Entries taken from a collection

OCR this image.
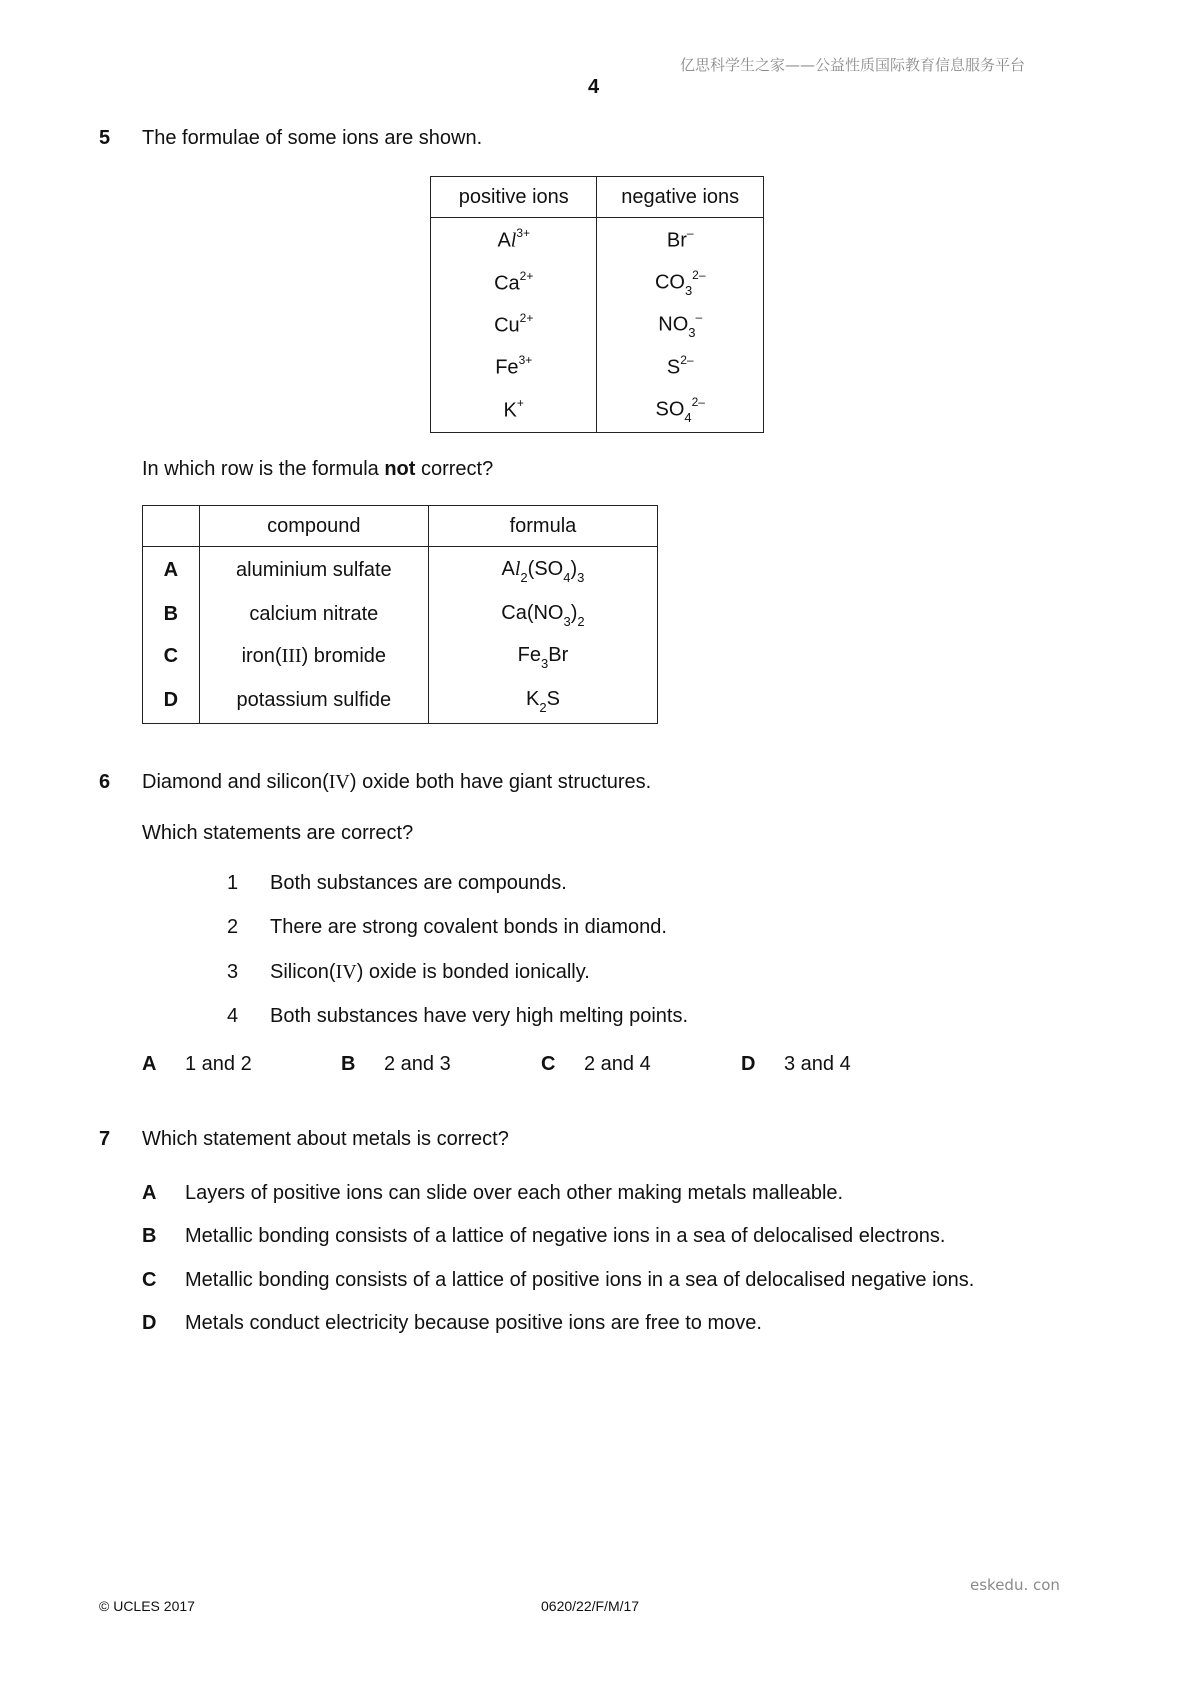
亿思科学生之家——公益性质国际教育信息服务平台
4
5 The formulae of some ions are shown.
positive ions	negative ions
$Al^{3+}$	Br–
$Ca^{2+}$	$CO_3^{2-}$
$Cu^{2+}$	$NO_3^-$
$Fe^{3+}$	$S^{2-}$
K+	$SO_4^{2-}$
In which row is the formula not correct?
	compound	formula
A	aluminium sulfate	$Al_2(SO_4)_3$
B	calcium nitrate	$Ca(NO_3)_2$
C	iron(III) bromide	$Fe_3Br$
D	potassium sulfide	$K_2S$
6 Diamond and silicon(IV) oxide both have giant structures.
Which statements are correct?
1 Both substances are compounds.
2 There are strong covalent bonds in diamond.
3 Silicon(IV) oxide is bonded ionically.
4 Both substances have very high melting points.
A 1 and 2	B 2 and 3	C 2 and 4	D 3 and 4
7 Which statement about metals is correct?
A Layers of positive ions can slide over each other making metals malleable.
B Metallic bonding consists of a lattice of negative ions in a sea of delocalised electrons.
C Metallic bonding consists of a lattice of positive ions in a sea of delocalised negative ions.
D Metals conduct electricity because positive ions are free to move.
eskedu. con
© UCLES 2017	0620/22/F/M/17
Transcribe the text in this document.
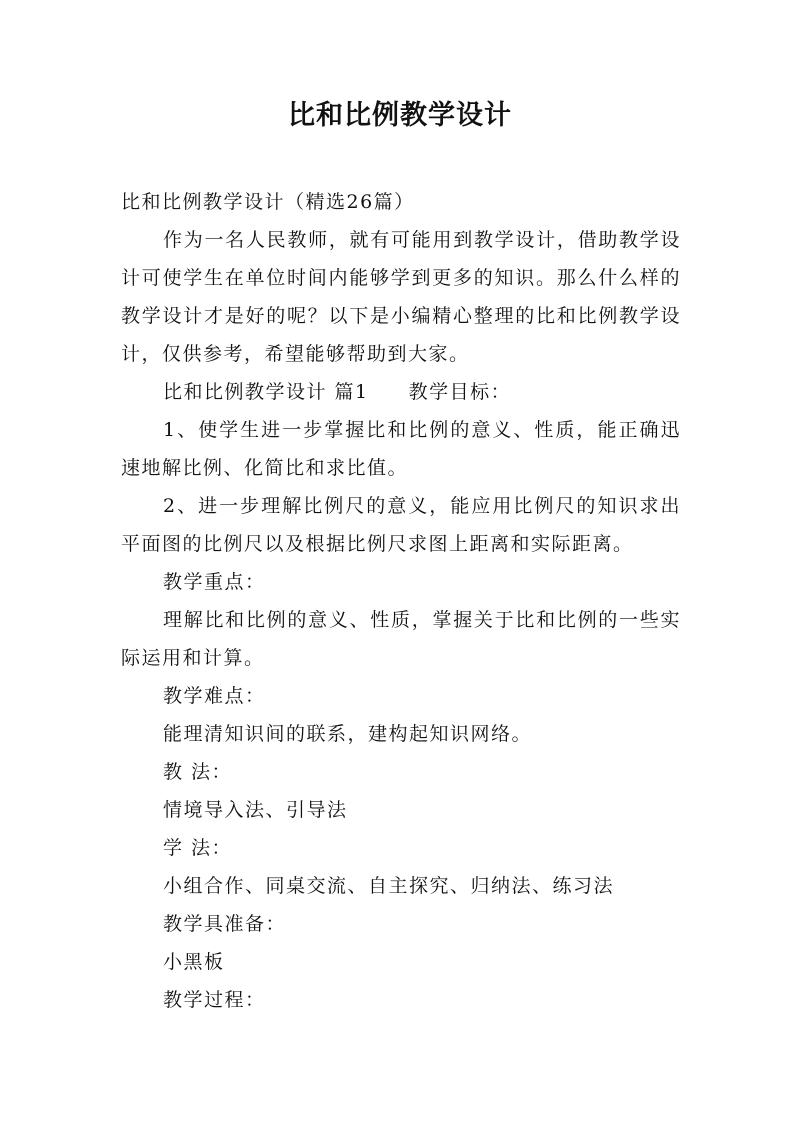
比和比例教学设计

比和比例教学设计（精选26篇）

作为一名人民教师，就有可能用到教学设计，借助教学设计可使学生在单位时间内能够学到更多的知识。那么什么样的教学设计才是好的呢？以下是小编精心整理的比和比例教学设计，仅供参考，希望能够帮助到大家。

比和比例教学设计 篇1 教学目标：

1、使学生进一步掌握比和比例的意义、性质，能正确迅速地解比例、化简比和求比值。

2、进一步理解比例尺的意义，能应用比例尺的知识求出平面图的比例尺以及根据比例尺求图上距离和实际距离。

教学重点：

理解比和比例的意义、性质，掌握关于比和比例的一些实际运用和计算。

教学难点：

能理清知识间的联系，建构起知识网络。

教 法：

情境导入法、引导法

学 法：

小组合作、同桌交流、自主探究、归纳法、练习法

教学具准备：

小黑板

教学过程：
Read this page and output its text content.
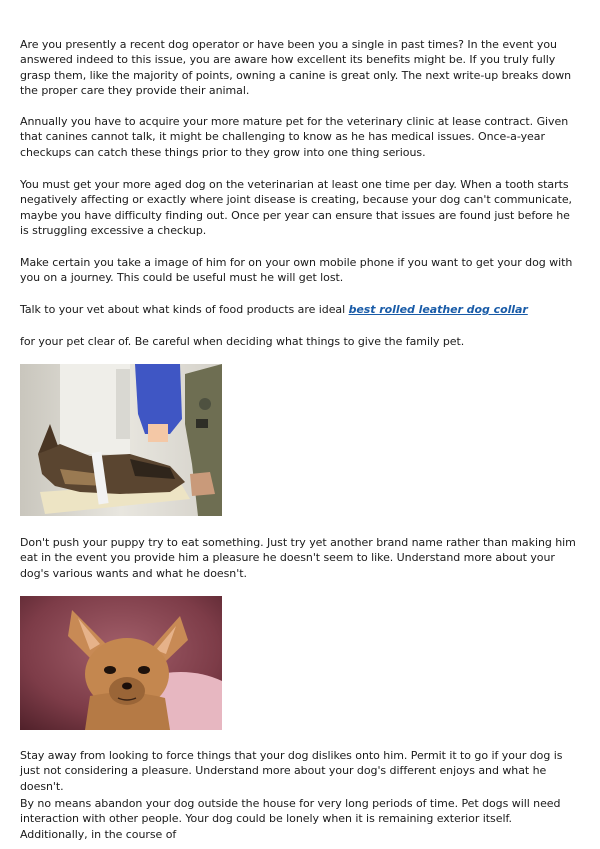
Are you presently a recent dog operator or have been you a single in past times? In the event you answered indeed to this issue, you are aware how excellent its benefits might be. If you truly fully grasp them, like the majority of points, owning a canine is great only. The next write-up breaks down the proper care they provide their animal.

Annually you have to acquire your more mature pet for the veterinary clinic at lease contract. Given that canines cannot talk, it might be challenging to know as he has medical issues. Once-a-year checkups can catch these things prior to they grow into one thing serious.

You must get your more aged dog on the veterinarian at least one time per day. When a tooth starts negatively affecting or exactly where joint disease is creating, because your dog can't communicate, maybe you have difficulty finding out. Once per year can ensure that issues are found just before he is struggling excessive a checkup.

Make certain you take a image of him for on your own mobile phone if you want to get your dog with you on a journey. This could be useful must he will get lost.

Talk to your vet about what kinds of food products are ideal best rolled leather dog collar

for your pet clear of. Be careful when deciding what things to give the family pet.

Don't push your puppy try to eat something. Just try yet another brand name rather than making him eat in the event you provide him a pleasure he doesn't seem to like. Understand more about your dog's various wants and what he doesn't.

Stay away from looking to force things that your dog dislikes onto him. Permit it to go if your dog is just not considering a pleasure. Understand more about your dog's different enjoys and what he doesn't.

By no means abandon your dog outside the house for very long periods of time. Pet dogs will need interaction with other people. Your dog could be lonely when it is remaining exterior itself. Additionally, in the course of
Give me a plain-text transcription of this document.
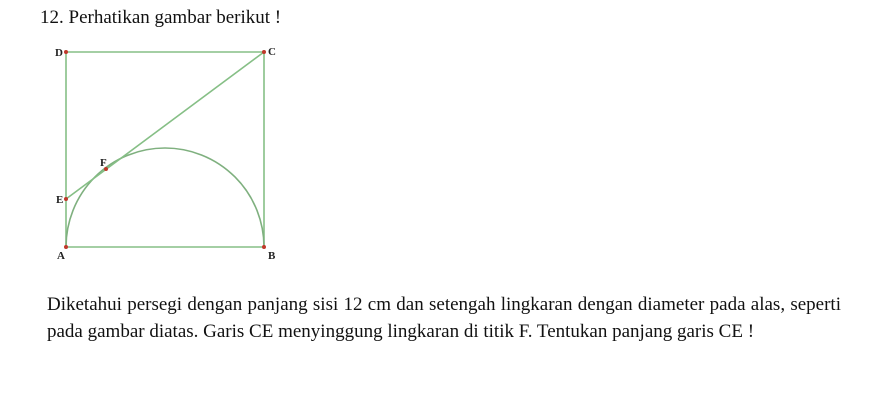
12. Perhatikan gambar berikut !
D	C
F
E
A	B
Diketahui persegi dengan panjang sisi 12 cm dan setengah lingkaran dengan diameter pada alas, seperti pada gambar diatas. Garis CE menyinggung lingkaran di titik F. Tentukan panjang garis CE !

> [Stated goal]:
From the material above, copy everything exactly but the pictures.

> [Problem solution]:
OCR this image.
亿思科学生之家——公益性质国际教育信息服务平台
4
5 The formulae of some ions are shown.
positive ions	negative ions
$Al^{3+}$	Br–
$Ca^{2+}$	$CO_3^{2-}$
$Cu^{2+}$	$NO_3^-$
$Fe^{3+}$	$S^{2-}$
K+	$SO_4^{2-}$
In which row is the formula not correct?
	compound	formula
A	aluminium sulfate	$Al_2(SO_4)_3$
B	calcium nitrate	$Ca(NO_3)_2$
C	iron(III) bromide	$Fe_3Br$
D	potassium sulfide	$K_2S$
6 Diamond and silicon(IV) oxide both have giant structures.
Which statements are correct?
1 Both substances are compounds.
2 There are strong covalent bonds in diamond.
3 Silicon(IV) oxide is bonded ionically.
4 Both substances have very high melting points.
A 1 and 2	B 2 and 3	C 2 and 4	D 3 and 4
7 Which statement about metals is correct?
A Layers of positive ions can slide over each other making metals malleable.
B Metallic bonding consists of a lattice of negative ions in a sea of delocalised electrons.
C Metallic bonding consists of a lattice of positive ions in a sea of delocalised negative ions.
D Metals conduct electricity because positive ions are free to move.
eskedu. con
© UCLES 2017	0620/22/F/M/17
Transcribe the text in this document.
比和比例教学设计

比和比例教学设计（精选26篇）

作为一名人民教师，就有可能用到教学设计，借助教学设计可使学生在单位时间内能够学到更多的知识。那么什么样的教学设计才是好的呢？以下是小编精心整理的比和比例教学设计，仅供参考，希望能够帮助到大家。

比和比例教学设计 篇1 教学目标：

1、使学生进一步掌握比和比例的意义、性质，能正确迅速地解比例、化简比和求比值。

2、进一步理解比例尺的意义，能应用比例尺的知识求出平面图的比例尺以及根据比例尺求图上距离和实际距离。

教学重点：

理解比和比例的意义、性质，掌握关于比和比例的一些实际运用和计算。

教学难点：

能理清知识间的联系，建构起知识网络。

教 法：

情境导入法、引导法

学 法：

小组合作、同桌交流、自主探究、归纳法、练习法

教学具准备：

小黑板

教学过程：
Read this page and output its text content.
Are you presently a recent dog operator or have been you a single in past times? In the event you answered indeed to this issue, you are aware how excellent its benefits might be. If you truly fully grasp them, like the majority of points, owning a canine is great only. The next write-up breaks down the proper care they provide their animal.

Annually you have to acquire your more mature pet for the veterinary clinic at lease contract. Given that canines cannot talk, it might be challenging to know as he has medical issues. Once-a-year checkups can catch these things prior to they grow into one thing serious.

You must get your more aged dog on the veterinarian at least one time per day. When a tooth starts negatively affecting or exactly where joint disease is creating, because your dog can't communicate, maybe you have difficulty finding out. Once per year can ensure that issues are found just before he is struggling excessive a checkup.

Make certain you take a image of him for on your own mobile phone if you want to get your dog with you on a journey. This could be useful must he will get lost.

Talk to your vet about what kinds of food products are ideal best rolled leather dog collar

for your pet clear of. Be careful when deciding what things to give the family pet.

Don't push your puppy try to eat something. Just try yet another brand name rather than making him eat in the event you provide him a pleasure he doesn't seem to like. Understand more about your dog's various wants and what he doesn't.

Stay away from looking to force things that your dog dislikes onto him. Permit it to go if your dog is just not considering a pleasure. Understand more about your dog's different enjoys and what he doesn't.

By no means abandon your dog outside the house for very long periods of time. Pet dogs will need interaction with other people. Your dog could be lonely when it is remaining exterior itself. Additionally, in the course of
Give me a plain-text transcription of this document.
12. Perhatikan gambar berikut !
D	C
F
E
A	B
Diketahui persegi dengan panjang sisi 12 cm dan setengah lingkaran dengan diameter pada alas, seperti pada gambar diatas. Garis CE menyinggung lingkaran di titik F. Tentukan panjang garis CE !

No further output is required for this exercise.